[Records]
::::

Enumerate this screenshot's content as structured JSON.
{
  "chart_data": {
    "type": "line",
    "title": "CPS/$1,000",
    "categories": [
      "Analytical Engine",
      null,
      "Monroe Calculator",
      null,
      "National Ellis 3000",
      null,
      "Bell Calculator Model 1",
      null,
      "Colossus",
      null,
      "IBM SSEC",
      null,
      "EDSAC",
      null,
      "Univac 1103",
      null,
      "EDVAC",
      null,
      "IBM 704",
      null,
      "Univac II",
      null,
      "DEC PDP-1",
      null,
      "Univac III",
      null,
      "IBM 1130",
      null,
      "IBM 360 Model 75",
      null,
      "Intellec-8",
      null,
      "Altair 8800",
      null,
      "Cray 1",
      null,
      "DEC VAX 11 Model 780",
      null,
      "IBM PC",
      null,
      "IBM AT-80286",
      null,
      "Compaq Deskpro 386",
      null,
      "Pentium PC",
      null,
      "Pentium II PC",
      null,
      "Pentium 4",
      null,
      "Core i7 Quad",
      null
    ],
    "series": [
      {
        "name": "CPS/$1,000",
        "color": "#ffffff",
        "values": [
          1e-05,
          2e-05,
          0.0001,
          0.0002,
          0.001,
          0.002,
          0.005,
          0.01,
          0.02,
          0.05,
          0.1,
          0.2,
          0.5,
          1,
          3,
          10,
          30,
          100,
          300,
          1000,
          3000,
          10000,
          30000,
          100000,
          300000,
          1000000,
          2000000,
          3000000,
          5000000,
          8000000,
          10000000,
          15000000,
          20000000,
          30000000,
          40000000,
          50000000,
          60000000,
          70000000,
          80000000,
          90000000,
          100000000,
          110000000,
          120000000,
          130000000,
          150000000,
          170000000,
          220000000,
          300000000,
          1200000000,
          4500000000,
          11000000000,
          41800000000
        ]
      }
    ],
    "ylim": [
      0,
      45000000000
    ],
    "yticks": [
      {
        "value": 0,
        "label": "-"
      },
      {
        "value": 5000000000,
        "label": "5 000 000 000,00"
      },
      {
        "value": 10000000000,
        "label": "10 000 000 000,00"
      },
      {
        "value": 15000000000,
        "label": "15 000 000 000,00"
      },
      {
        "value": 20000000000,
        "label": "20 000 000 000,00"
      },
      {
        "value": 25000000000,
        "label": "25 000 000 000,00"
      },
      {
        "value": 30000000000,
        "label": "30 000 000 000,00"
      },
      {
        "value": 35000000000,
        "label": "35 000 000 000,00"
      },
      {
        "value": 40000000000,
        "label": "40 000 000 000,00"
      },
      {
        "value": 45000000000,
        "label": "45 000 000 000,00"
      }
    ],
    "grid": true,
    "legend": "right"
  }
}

::::

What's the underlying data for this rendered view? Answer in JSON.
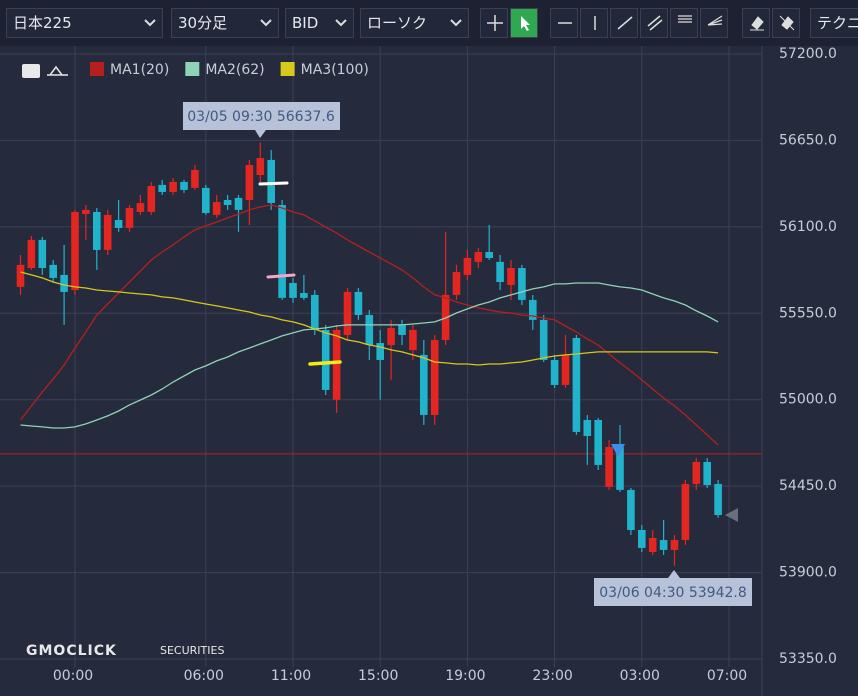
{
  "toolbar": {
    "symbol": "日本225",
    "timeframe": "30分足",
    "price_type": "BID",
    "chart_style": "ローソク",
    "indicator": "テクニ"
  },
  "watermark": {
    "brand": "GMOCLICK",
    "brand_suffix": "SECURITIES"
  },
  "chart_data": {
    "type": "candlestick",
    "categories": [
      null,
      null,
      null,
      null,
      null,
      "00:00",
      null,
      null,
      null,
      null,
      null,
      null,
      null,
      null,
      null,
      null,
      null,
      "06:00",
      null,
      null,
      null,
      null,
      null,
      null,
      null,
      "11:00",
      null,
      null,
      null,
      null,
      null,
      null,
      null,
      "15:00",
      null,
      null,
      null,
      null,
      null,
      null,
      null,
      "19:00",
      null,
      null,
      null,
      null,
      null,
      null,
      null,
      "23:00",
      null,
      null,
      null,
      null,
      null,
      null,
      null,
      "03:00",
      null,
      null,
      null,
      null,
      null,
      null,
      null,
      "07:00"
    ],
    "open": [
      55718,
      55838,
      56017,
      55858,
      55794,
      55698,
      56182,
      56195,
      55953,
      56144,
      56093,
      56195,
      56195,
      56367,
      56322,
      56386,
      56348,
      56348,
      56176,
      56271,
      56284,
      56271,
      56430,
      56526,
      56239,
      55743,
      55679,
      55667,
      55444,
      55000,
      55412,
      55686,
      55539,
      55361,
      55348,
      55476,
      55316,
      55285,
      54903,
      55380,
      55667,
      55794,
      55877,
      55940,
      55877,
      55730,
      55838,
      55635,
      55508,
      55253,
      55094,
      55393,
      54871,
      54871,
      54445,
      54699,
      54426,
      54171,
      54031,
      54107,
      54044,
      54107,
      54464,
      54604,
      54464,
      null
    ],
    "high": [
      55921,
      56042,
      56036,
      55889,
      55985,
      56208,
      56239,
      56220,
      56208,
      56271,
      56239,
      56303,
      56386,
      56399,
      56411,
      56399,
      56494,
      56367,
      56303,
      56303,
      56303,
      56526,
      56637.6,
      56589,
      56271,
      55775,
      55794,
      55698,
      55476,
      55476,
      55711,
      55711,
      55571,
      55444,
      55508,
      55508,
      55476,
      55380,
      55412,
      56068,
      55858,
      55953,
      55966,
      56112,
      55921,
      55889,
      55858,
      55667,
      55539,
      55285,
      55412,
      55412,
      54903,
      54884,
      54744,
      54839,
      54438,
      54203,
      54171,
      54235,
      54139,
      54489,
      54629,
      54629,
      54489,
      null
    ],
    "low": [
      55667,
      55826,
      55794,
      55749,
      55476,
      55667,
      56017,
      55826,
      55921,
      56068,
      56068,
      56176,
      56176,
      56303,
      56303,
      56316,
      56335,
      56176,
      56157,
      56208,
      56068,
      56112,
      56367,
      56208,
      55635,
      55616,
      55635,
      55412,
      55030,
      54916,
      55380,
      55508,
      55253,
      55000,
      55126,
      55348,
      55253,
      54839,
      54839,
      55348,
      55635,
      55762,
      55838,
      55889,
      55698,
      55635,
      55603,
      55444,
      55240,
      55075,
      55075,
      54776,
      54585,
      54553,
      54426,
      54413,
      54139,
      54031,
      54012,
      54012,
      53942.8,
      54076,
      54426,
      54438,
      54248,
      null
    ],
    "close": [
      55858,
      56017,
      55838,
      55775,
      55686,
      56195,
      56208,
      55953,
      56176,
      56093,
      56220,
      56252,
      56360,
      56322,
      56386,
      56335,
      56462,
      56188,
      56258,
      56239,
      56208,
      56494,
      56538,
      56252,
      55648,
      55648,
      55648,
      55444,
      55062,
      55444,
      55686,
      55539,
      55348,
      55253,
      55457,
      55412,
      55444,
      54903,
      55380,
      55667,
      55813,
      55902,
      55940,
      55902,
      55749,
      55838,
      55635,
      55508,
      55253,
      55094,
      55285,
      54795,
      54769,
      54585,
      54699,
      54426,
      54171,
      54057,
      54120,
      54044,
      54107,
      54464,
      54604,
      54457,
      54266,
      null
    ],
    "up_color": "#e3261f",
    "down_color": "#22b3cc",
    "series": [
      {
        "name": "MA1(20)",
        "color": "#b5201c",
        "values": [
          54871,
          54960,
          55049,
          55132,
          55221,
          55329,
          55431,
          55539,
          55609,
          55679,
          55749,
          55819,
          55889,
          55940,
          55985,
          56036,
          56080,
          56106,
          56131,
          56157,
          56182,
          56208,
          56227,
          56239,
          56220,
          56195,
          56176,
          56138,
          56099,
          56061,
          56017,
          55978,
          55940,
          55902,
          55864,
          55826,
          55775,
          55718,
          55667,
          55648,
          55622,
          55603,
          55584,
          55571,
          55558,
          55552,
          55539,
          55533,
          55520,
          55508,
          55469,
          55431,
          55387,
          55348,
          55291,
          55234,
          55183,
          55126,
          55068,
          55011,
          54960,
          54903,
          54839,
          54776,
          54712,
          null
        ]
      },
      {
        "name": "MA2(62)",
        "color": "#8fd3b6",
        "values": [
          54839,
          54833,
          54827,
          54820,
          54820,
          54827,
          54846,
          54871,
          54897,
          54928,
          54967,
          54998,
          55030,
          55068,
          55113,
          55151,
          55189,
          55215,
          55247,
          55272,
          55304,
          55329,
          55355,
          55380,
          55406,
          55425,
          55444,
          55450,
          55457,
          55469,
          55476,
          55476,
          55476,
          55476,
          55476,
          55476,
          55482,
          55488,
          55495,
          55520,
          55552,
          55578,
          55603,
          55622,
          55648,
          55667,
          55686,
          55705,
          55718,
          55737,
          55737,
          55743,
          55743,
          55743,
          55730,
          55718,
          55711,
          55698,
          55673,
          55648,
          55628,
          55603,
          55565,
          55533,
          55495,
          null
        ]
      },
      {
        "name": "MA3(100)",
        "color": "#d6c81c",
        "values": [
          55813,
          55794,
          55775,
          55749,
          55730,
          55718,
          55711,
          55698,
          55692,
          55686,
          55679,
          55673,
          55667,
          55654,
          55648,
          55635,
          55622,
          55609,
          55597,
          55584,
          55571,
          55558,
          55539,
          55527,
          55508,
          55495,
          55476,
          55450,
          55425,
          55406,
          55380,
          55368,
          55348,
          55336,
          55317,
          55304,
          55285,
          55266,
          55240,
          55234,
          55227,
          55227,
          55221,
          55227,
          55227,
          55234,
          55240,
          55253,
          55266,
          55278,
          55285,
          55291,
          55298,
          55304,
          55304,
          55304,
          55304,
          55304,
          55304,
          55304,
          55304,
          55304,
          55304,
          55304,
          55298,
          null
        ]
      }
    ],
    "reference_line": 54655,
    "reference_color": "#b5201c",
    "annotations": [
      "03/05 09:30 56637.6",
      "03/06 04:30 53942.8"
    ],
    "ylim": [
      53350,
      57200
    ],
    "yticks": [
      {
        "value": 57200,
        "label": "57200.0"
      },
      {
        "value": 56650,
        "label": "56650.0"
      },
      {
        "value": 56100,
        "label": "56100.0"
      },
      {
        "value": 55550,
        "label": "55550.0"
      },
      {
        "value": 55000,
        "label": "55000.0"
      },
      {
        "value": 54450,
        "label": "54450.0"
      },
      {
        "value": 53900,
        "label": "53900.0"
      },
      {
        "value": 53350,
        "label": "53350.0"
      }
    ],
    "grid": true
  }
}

::::

**The problem:**
Find how many lines include the string "Calculator" and report that number alone.

**The answer:**
2